=== GIVEN EXERCISE ===
Write every entry out again exactly, please, and skip the pictures.

=== RECORDS TO USE ===
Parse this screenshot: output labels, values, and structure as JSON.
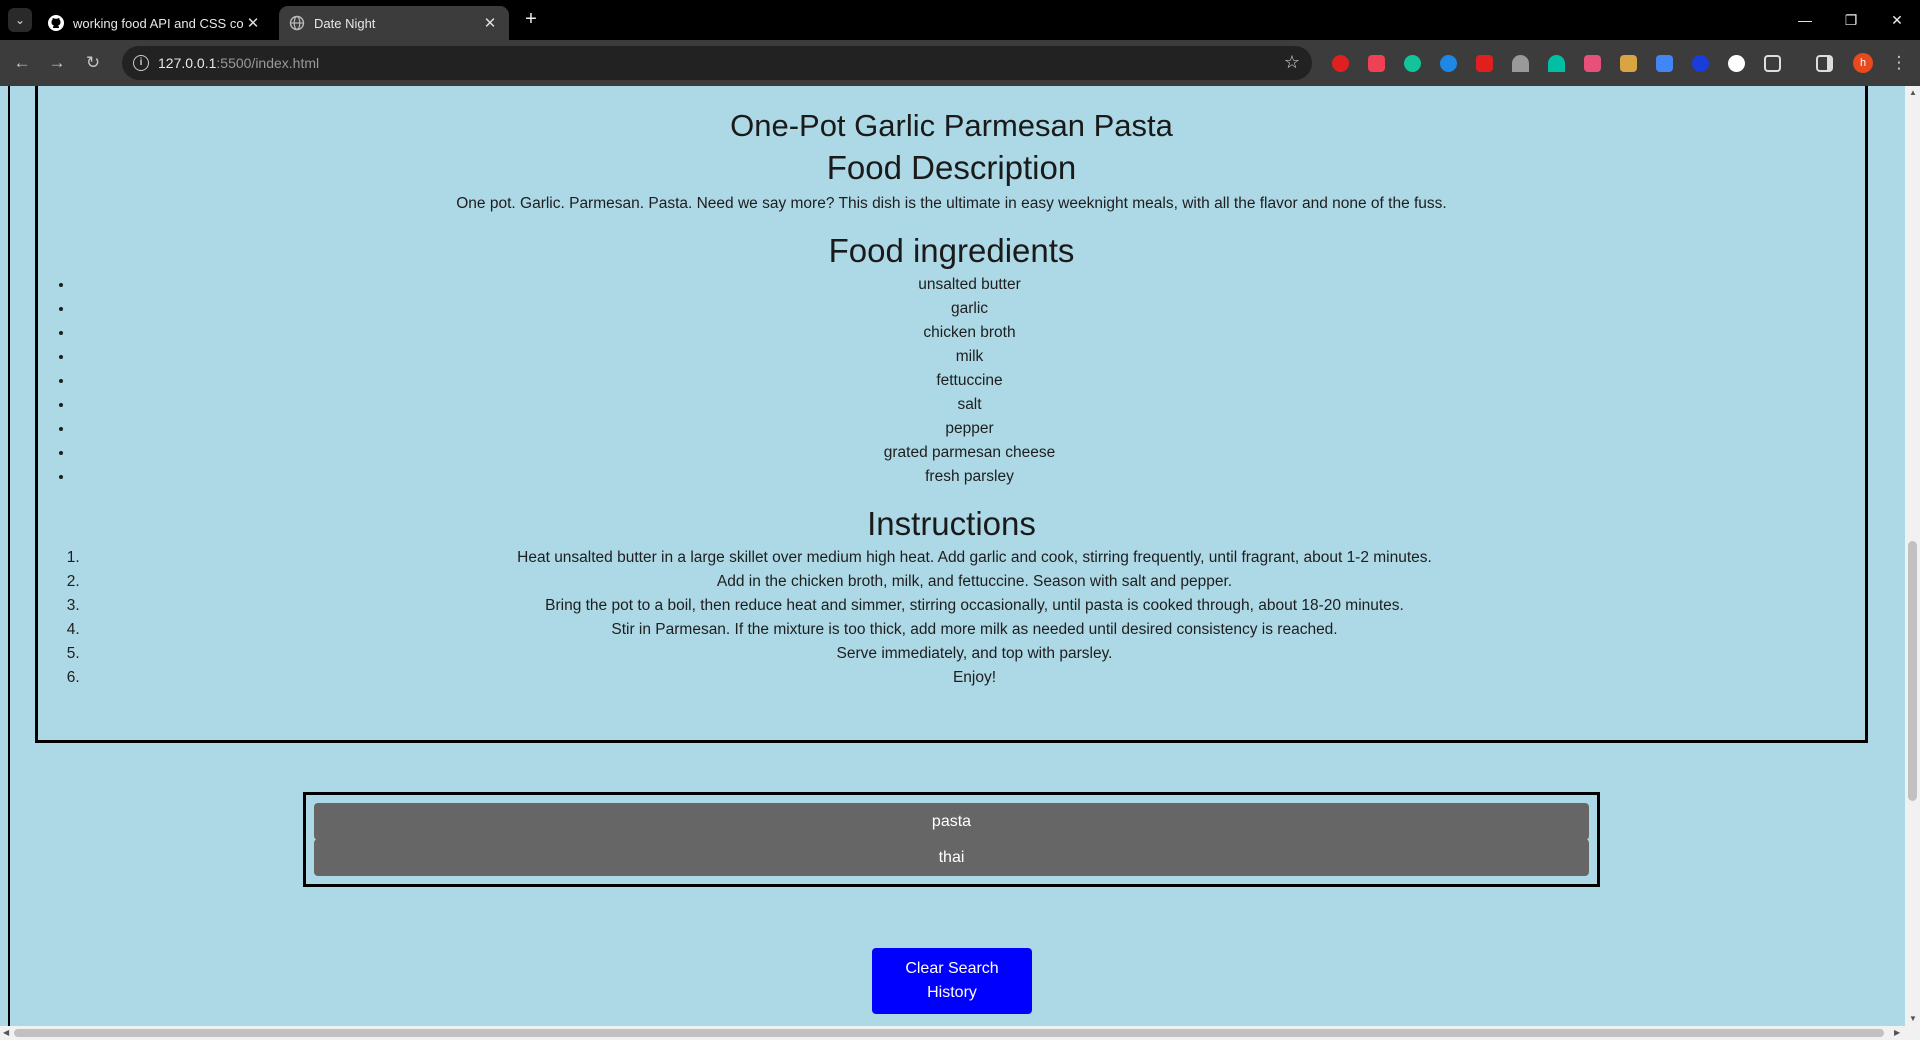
{
  "browser": {
    "tabs": [
      {
        "title": "working food API and CSS corr",
        "icon": "github-icon",
        "active": false
      },
      {
        "title": "Date Night",
        "icon": "globe-icon",
        "active": true
      }
    ],
    "url_host": "127.0.0.1",
    "url_rest": ":5500/index.html",
    "avatar_letter": "h"
  },
  "recipe": {
    "name": "One-Pot Garlic Parmesan Pasta",
    "description_heading": "Food Description",
    "description": "One pot. Garlic. Parmesan. Pasta. Need we say more? This dish is the ultimate in easy weeknight meals, with all the flavor and none of the fuss.",
    "ingredients_heading": "Food ingredients",
    "ingredients": [
      "unsalted butter",
      "garlic",
      "chicken broth",
      "milk",
      "fettuccine",
      "salt",
      "pepper",
      "grated parmesan cheese",
      "fresh parsley"
    ],
    "instructions_heading": "Instructions",
    "instructions": [
      "Heat unsalted butter in a large skillet over medium high heat. Add garlic and cook, stirring frequently, until fragrant, about 1-2 minutes.",
      "Add in the chicken broth, milk, and fettuccine. Season with salt and pepper.",
      "Bring the pot to a boil, then reduce heat and simmer, stirring occasionally, until pasta is cooked through, about 18-20 minutes.",
      "Stir in Parmesan. If the mixture is too thick, add more milk as needed until desired consistency is reached.",
      "Serve immediately, and top with parsley.",
      "Enjoy!"
    ]
  },
  "search_history": [
    "pasta",
    "thai"
  ],
  "clear_button_label": "Clear Search History",
  "colors": {
    "page_bg": "#add8e6",
    "history_button": "#666666",
    "clear_button": "#0000ff"
  }
}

=== REPLY ===
Parse this screenshot: output labels, values, and structure as JSON.
{
  "browser": {
    "tabs": [
      {
        "title": "working food API and CSS corr",
        "icon": "github-icon",
        "active": false
      },
      {
        "title": "Date Night",
        "icon": "globe-icon",
        "active": true
      }
    ],
    "url_host": "127.0.0.1",
    "url_rest": ":5500/index.html",
    "avatar_letter": "h"
  },
  "recipe": {
    "name": "One-Pot Garlic Parmesan Pasta",
    "description_heading": "Food Description",
    "description": "One pot. Garlic. Parmesan. Pasta. Need we say more? This dish is the ultimate in easy weeknight meals, with all the flavor and none of the fuss.",
    "ingredients_heading": "Food ingredients",
    "ingredients": [
      "unsalted butter",
      "garlic",
      "chicken broth",
      "milk",
      "fettuccine",
      "salt",
      "pepper",
      "grated parmesan cheese",
      "fresh parsley"
    ],
    "instructions_heading": "Instructions",
    "instructions": [
      "Heat unsalted butter in a large skillet over medium high heat. Add garlic and cook, stirring frequently, until fragrant, about 1-2 minutes.",
      "Add in the chicken broth, milk, and fettuccine. Season with salt and pepper.",
      "Bring the pot to a boil, then reduce heat and simmer, stirring occasionally, until pasta is cooked through, about 18-20 minutes.",
      "Stir in Parmesan. If the mixture is too thick, add more milk as needed until desired consistency is reached.",
      "Serve immediately, and top with parsley.",
      "Enjoy!"
    ]
  },
  "search_history": [
    "pasta",
    "thai"
  ],
  "clear_button_label": "Clear Search History",
  "colors": {
    "page_bg": "#add8e6",
    "history_button": "#666666",
    "clear_button": "#0000ff"
  }
}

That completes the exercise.